* **Given records**
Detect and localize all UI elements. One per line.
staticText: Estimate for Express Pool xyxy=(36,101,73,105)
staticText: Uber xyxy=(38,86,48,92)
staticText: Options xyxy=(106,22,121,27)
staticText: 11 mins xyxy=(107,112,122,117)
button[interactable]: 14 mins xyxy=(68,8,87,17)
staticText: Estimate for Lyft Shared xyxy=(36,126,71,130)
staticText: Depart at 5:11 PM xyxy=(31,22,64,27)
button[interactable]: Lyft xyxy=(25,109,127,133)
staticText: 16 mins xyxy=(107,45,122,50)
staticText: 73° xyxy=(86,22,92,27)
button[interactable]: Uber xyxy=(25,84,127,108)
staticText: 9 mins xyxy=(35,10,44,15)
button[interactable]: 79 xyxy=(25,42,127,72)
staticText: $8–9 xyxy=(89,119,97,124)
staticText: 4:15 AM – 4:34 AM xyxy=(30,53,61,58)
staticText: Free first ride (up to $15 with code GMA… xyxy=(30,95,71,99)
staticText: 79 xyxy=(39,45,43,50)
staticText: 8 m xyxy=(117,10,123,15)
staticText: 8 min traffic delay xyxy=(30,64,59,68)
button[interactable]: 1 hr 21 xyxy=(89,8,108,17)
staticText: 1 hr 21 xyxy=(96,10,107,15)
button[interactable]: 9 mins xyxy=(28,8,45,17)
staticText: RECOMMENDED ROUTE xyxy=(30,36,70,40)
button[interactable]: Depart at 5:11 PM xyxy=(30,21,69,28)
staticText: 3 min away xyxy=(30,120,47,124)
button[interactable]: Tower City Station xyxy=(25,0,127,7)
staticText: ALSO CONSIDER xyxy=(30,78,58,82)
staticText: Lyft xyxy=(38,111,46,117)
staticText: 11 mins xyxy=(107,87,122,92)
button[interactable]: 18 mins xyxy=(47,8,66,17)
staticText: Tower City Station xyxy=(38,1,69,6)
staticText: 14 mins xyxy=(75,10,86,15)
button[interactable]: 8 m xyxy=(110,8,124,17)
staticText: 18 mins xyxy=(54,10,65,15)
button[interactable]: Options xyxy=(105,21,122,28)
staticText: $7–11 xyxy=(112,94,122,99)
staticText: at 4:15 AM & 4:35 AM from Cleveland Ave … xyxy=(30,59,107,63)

* **Requirement**
Give the lines above as a JSON list of strings, one string for each line and no entries for blank lines.

* **Result for this exercise**
[
  "Detect and localize all UI elements. One per line.",
  "staticText: Estimate for Express Pool xyxy=(36,101,73,105)",
  "staticText: Uber xyxy=(38,86,48,92)",
  "staticText: Options xyxy=(106,22,121,27)",
  "staticText: 11 mins xyxy=(107,112,122,117)",
  "button[interactable]: 14 mins xyxy=(68,8,87,17)",
  "staticText: Estimate for Lyft Shared xyxy=(36,126,71,130)",
  "staticText: Depart at 5:11 PM xyxy=(31,22,64,27)",
  "button[interactable]: Lyft xyxy=(25,109,127,133)",
  "staticText: 16 mins xyxy=(107,45,122,50)",
  "staticText: 73° xyxy=(86,22,92,27)",
  "button[interactable]: Uber xyxy=(25,84,127,108)",
  "staticText: 9 mins xyxy=(35,10,44,15)",
  "button[interactable]: 79 xyxy=(25,42,127,72)",
  "staticText: $8–9 xyxy=(89,119,97,124)",
  "staticText: 4:15 AM – 4:34 AM xyxy=(30,53,61,58)",
  "staticText: Free first ride (up to $15 with code GMA… xyxy=(30,95,71,99)",
  "staticText: 79 xyxy=(39,45,43,50)",
  "staticText: 8 m xyxy=(117,10,123,15)",
  "staticText: 8 min traffic delay xyxy=(30,64,59,68)",
  "button[interactable]: 1 hr 21 xyxy=(89,8,108,17)",
  "staticText: 1 hr 21 xyxy=(96,10,107,15)",
  "button[interactable]: 9 mins xyxy=(28,8,45,17)",
  "staticText: RECOMMENDED ROUTE xyxy=(30,36,70,40)",
  "button[interactable]: Depart at 5:11 PM xyxy=(30,21,69,28)",
  "staticText: 3 min away xyxy=(30,120,47,124)",
  "button[interactable]: Tower City Station xyxy=(25,0,127,7)",
  "staticText: ALSO CONSIDER xyxy=(30,78,58,82)",
  "staticText: Lyft xyxy=(38,111,46,117)",
  "staticText: 11 mins xyxy=(107,87,122,92)",
  "button[interactable]: 18 mins xyxy=(47,8,66,17)",
  "staticText: Tower City Station xyxy=(38,1,69,6)",
  "staticText: 14 mins xyxy=(75,10,86,15)",
  "button[interactable]: 8 m xyxy=(110,8,124,17)",
  "staticText: 18 mins xyxy=(54,10,65,15)",
  "button[interactable]: Options xyxy=(105,21,122,28)",
  "staticText: $7–11 xyxy=(112,94,122,99)",
  "staticText: at 4:15 AM & 4:35 AM from Cleveland Ave … xyxy=(30,59,107,63)"
]